**Records shown**

______________________________

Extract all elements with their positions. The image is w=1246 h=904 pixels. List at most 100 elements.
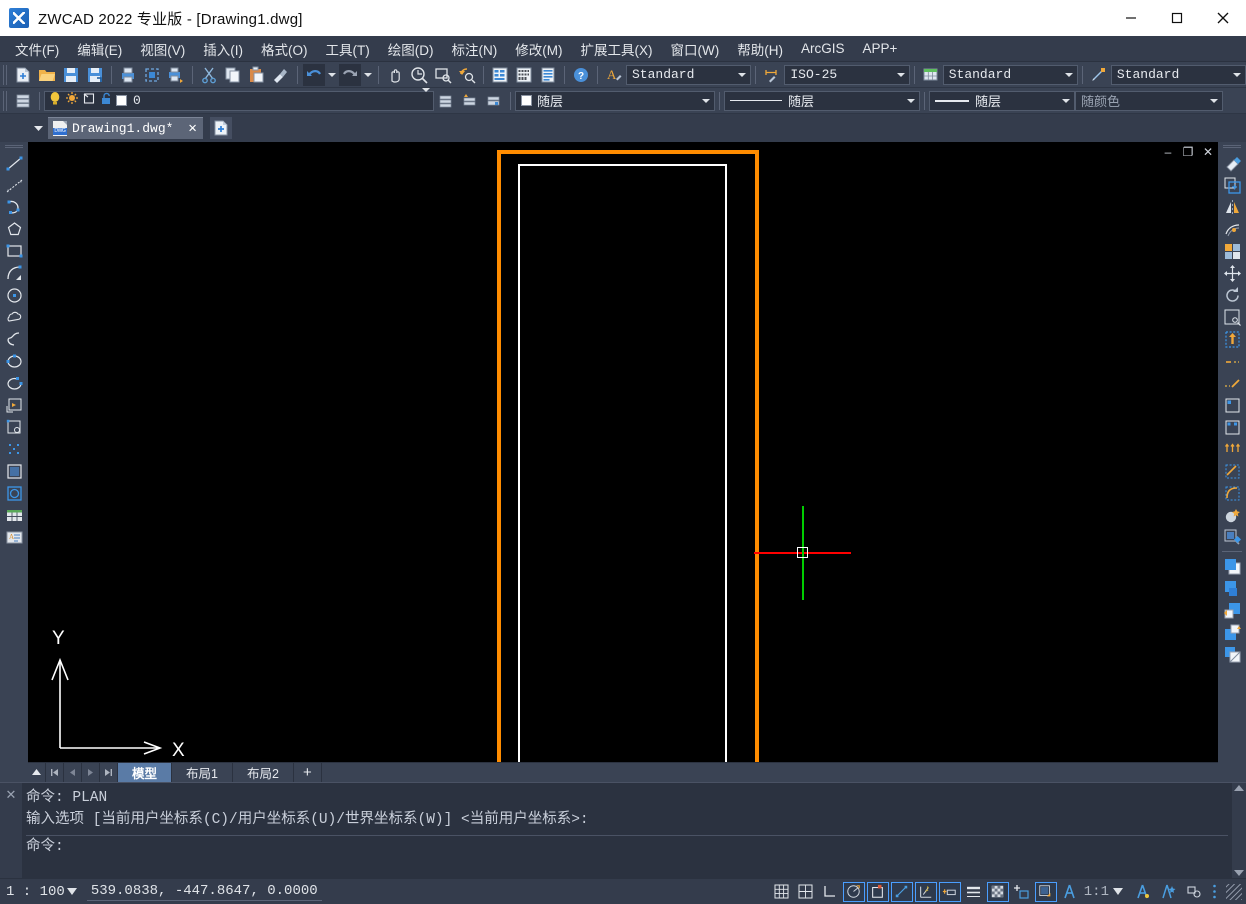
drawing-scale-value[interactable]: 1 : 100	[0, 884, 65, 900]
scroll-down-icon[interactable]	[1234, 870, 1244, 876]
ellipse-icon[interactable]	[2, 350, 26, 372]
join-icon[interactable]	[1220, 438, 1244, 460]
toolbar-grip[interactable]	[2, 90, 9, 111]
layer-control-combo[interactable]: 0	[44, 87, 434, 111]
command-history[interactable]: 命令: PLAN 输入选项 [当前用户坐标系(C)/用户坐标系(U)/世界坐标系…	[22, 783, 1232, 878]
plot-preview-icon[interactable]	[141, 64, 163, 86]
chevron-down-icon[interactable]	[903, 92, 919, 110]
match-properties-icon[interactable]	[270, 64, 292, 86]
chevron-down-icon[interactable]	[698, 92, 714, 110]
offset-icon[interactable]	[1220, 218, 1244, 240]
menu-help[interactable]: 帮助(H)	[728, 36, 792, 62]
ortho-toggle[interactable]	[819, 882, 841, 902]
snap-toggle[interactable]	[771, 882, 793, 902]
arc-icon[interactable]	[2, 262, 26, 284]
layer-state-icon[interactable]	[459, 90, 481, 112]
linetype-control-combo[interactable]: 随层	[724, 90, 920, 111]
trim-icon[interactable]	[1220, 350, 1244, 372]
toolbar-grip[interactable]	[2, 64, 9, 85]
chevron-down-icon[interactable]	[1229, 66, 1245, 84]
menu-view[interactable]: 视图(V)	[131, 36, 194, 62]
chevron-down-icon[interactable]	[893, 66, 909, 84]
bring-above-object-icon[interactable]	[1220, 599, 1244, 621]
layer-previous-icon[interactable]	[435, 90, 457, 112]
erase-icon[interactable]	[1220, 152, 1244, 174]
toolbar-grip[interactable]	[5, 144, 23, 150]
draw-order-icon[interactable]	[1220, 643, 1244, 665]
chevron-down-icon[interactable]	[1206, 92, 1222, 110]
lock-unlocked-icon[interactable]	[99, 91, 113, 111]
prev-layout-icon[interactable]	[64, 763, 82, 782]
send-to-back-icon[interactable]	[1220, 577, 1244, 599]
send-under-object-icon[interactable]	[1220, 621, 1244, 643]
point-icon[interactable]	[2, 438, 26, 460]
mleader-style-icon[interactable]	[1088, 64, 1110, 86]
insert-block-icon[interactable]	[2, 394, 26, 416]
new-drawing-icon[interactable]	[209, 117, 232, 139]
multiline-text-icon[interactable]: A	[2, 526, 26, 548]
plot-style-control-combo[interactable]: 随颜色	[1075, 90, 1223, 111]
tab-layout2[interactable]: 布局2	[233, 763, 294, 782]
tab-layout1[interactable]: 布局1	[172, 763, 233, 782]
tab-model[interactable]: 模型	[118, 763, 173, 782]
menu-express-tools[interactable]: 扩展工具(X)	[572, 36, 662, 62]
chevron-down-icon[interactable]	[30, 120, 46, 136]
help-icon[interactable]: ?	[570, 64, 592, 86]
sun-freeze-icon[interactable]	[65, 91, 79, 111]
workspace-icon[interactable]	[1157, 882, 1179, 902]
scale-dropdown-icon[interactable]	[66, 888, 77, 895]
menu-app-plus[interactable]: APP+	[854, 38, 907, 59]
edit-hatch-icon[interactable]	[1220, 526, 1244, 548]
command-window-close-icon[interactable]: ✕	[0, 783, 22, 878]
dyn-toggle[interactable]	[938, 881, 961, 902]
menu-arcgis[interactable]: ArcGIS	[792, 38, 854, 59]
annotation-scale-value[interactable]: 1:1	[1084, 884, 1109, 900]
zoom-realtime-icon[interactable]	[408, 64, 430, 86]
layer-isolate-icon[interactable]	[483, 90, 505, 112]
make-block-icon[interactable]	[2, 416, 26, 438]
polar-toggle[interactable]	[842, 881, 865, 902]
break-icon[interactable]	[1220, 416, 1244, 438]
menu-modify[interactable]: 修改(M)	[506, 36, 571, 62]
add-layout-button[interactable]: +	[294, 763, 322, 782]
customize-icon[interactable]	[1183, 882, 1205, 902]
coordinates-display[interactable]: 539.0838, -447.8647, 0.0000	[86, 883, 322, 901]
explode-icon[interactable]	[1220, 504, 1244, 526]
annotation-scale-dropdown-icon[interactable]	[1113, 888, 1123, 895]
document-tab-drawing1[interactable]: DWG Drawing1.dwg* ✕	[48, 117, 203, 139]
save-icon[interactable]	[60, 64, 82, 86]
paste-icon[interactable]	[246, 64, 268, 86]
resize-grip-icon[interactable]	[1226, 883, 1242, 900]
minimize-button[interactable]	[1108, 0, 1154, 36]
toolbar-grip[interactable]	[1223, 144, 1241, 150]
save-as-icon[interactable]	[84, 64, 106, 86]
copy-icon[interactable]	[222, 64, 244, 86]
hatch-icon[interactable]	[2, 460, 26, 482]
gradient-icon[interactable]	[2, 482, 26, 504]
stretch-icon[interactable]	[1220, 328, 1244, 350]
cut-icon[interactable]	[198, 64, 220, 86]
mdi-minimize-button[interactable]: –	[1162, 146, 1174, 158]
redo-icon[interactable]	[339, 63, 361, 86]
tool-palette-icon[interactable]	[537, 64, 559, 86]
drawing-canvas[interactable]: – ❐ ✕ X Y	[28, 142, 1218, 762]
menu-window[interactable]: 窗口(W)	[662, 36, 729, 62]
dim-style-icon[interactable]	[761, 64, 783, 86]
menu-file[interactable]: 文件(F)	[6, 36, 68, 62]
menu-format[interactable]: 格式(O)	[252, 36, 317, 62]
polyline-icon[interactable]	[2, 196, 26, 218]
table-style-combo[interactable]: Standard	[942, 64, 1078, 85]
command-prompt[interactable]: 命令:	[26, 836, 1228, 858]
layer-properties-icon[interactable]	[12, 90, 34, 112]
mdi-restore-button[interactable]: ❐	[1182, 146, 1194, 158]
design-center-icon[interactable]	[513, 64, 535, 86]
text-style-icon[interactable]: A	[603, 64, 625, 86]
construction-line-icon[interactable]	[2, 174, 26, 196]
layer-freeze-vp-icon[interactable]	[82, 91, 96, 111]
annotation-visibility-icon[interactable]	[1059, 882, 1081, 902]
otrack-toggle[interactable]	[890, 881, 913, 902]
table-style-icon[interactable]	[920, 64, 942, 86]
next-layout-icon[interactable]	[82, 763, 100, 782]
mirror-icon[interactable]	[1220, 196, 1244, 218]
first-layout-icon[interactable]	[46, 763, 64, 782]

______________________________

Copy out the listing above line for line with no changes, and leave out the picture.

Extract all elements with their positions. The image is w=1246 h=904 pixels. List at most 100 elements.
drawing-scale-value[interactable]: 1 : 100	[0, 884, 65, 900]
scroll-down-icon[interactable]	[1234, 870, 1244, 876]
ellipse-icon[interactable]	[2, 350, 26, 372]
join-icon[interactable]	[1220, 438, 1244, 460]
toolbar-grip[interactable]	[2, 90, 9, 111]
layer-control-combo[interactable]: 0	[44, 87, 434, 111]
command-history[interactable]: 命令: PLAN 输入选项 [当前用户坐标系(C)/用户坐标系(U)/世界坐标系…	[22, 783, 1232, 878]
plot-preview-icon[interactable]	[141, 64, 163, 86]
chevron-down-icon[interactable]	[903, 92, 919, 110]
match-properties-icon[interactable]	[270, 64, 292, 86]
chevron-down-icon[interactable]	[698, 92, 714, 110]
offset-icon[interactable]	[1220, 218, 1244, 240]
menu-help[interactable]: 帮助(H)	[728, 36, 792, 62]
ortho-toggle[interactable]	[819, 882, 841, 902]
snap-toggle[interactable]	[771, 882, 793, 902]
arc-icon[interactable]	[2, 262, 26, 284]
layer-state-icon[interactable]	[459, 90, 481, 112]
linetype-control-combo[interactable]: 随层	[724, 90, 920, 111]
trim-icon[interactable]	[1220, 350, 1244, 372]
toolbar-grip[interactable]	[2, 64, 9, 85]
chevron-down-icon[interactable]	[1229, 66, 1245, 84]
menu-view[interactable]: 视图(V)	[131, 36, 194, 62]
chevron-down-icon[interactable]	[893, 66, 909, 84]
bring-above-object-icon[interactable]	[1220, 599, 1244, 621]
layer-previous-icon[interactable]	[435, 90, 457, 112]
erase-icon[interactable]	[1220, 152, 1244, 174]
toolbar-grip[interactable]	[5, 144, 23, 150]
draw-order-icon[interactable]	[1220, 643, 1244, 665]
chevron-down-icon[interactable]	[1206, 92, 1222, 110]
lock-unlocked-icon[interactable]	[99, 91, 113, 111]
prev-layout-icon[interactable]	[64, 763, 82, 782]
send-to-back-icon[interactable]	[1220, 577, 1244, 599]
send-under-object-icon[interactable]	[1220, 621, 1244, 643]
point-icon[interactable]	[2, 438, 26, 460]
mleader-style-icon[interactable]	[1088, 64, 1110, 86]
insert-block-icon[interactable]	[2, 394, 26, 416]
new-drawing-icon[interactable]	[209, 117, 232, 139]
multiline-text-icon[interactable]: A	[2, 526, 26, 548]
plot-style-control-combo[interactable]: 随颜色	[1075, 90, 1223, 111]
tab-layout2[interactable]: 布局2	[233, 763, 294, 782]
tab-layout1[interactable]: 布局1	[172, 763, 233, 782]
tab-model[interactable]: 模型	[118, 763, 173, 782]
menu-express-tools[interactable]: 扩展工具(X)	[572, 36, 662, 62]
chevron-down-icon[interactable]	[30, 120, 46, 136]
help-icon[interactable]: ?	[570, 64, 592, 86]
sun-freeze-icon[interactable]	[65, 91, 79, 111]
workspace-icon[interactable]	[1157, 882, 1179, 902]
scale-dropdown-icon[interactable]	[66, 888, 77, 895]
menu-app-plus[interactable]: APP+	[854, 38, 907, 59]
edit-hatch-icon[interactable]	[1220, 526, 1244, 548]
command-window-close-icon[interactable]: ✕	[0, 783, 22, 878]
dyn-toggle[interactable]	[938, 881, 961, 902]
menu-arcgis[interactable]: ArcGIS	[792, 38, 854, 59]
annotation-scale-value[interactable]: 1:1	[1084, 884, 1109, 900]
zoom-realtime-icon[interactable]	[408, 64, 430, 86]
layer-isolate-icon[interactable]	[483, 90, 505, 112]
make-block-icon[interactable]	[2, 416, 26, 438]
polar-toggle[interactable]	[842, 881, 865, 902]
break-icon[interactable]	[1220, 416, 1244, 438]
menu-modify[interactable]: 修改(M)	[506, 36, 571, 62]
add-layout-button[interactable]: +	[294, 763, 322, 782]
customize-icon[interactable]	[1183, 882, 1205, 902]
coordinates-display[interactable]: 539.0838, -447.8647, 0.0000	[86, 883, 322, 901]
explode-icon[interactable]	[1220, 504, 1244, 526]
annotation-scale-dropdown-icon[interactable]	[1113, 888, 1123, 895]
document-tab-drawing1[interactable]: DWG Drawing1.dwg* ✕	[48, 117, 203, 139]
save-icon[interactable]	[60, 64, 82, 86]
paste-icon[interactable]	[246, 64, 268, 86]
resize-grip-icon[interactable]	[1226, 883, 1242, 900]
minimize-button[interactable]	[1108, 0, 1154, 36]
toolbar-grip[interactable]	[1223, 144, 1241, 150]
save-as-icon[interactable]	[84, 64, 106, 86]
copy-icon[interactable]	[222, 64, 244, 86]
hatch-icon[interactable]	[2, 460, 26, 482]
gradient-icon[interactable]	[2, 482, 26, 504]
stretch-icon[interactable]	[1220, 328, 1244, 350]
cut-icon[interactable]	[198, 64, 220, 86]
mdi-minimize-button[interactable]: –	[1162, 146, 1174, 158]
redo-icon[interactable]	[339, 63, 361, 86]
tool-palette-icon[interactable]	[537, 64, 559, 86]
drawing-canvas[interactable]: – ❐ ✕ X Y	[28, 142, 1218, 762]
menu-window[interactable]: 窗口(W)	[662, 36, 729, 62]
dim-style-icon[interactable]	[761, 64, 783, 86]
menu-file[interactable]: 文件(F)	[6, 36, 68, 62]
menu-format[interactable]: 格式(O)	[252, 36, 317, 62]
polyline-icon[interactable]	[2, 196, 26, 218]
table-style-combo[interactable]: Standard	[942, 64, 1078, 85]
command-prompt[interactable]: 命令:	[26, 836, 1228, 858]
layer-properties-icon[interactable]	[12, 90, 34, 112]
mdi-restore-button[interactable]: ❐	[1182, 146, 1194, 158]
design-center-icon[interactable]	[513, 64, 535, 86]
text-style-icon[interactable]: A	[603, 64, 625, 86]
construction-line-icon[interactable]	[2, 174, 26, 196]
layer-freeze-vp-icon[interactable]	[82, 91, 96, 111]
annotation-visibility-icon[interactable]	[1059, 882, 1081, 902]
otrack-toggle[interactable]	[890, 881, 913, 902]
table-style-icon[interactable]	[920, 64, 942, 86]
next-layout-icon[interactable]	[82, 763, 100, 782]
mirror-icon[interactable]	[1220, 196, 1244, 218]
first-layout-icon[interactable]	[46, 763, 64, 782]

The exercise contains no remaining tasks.